> [MATERIAL PROVIDED]:
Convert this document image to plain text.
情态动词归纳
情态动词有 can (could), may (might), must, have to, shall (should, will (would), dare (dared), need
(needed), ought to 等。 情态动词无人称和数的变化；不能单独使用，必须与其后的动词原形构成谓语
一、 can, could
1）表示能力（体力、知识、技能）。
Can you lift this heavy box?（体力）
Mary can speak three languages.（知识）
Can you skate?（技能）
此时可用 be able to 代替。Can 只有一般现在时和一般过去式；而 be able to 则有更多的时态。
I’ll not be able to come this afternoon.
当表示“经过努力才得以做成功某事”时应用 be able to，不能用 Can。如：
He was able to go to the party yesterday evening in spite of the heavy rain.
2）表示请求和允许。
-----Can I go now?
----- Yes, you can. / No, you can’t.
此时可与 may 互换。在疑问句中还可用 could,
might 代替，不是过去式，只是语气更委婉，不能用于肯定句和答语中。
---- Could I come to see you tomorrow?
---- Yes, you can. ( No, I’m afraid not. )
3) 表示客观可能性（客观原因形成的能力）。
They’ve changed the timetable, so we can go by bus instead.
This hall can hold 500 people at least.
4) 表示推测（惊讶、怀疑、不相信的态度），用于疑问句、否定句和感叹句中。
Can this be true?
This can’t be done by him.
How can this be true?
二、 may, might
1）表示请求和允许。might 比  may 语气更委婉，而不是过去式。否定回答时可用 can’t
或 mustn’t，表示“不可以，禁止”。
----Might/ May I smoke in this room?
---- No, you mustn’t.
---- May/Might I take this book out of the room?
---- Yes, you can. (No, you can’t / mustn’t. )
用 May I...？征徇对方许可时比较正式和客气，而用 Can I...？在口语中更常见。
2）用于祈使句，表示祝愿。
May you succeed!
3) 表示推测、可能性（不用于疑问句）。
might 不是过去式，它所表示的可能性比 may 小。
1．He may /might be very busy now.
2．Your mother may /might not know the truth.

> [WHAT THE TASK ASKS]: Tally how many lines of the material contain the word "come". The answer must be the number and nothing else.

> [WRITTEN RESPONSE]: 2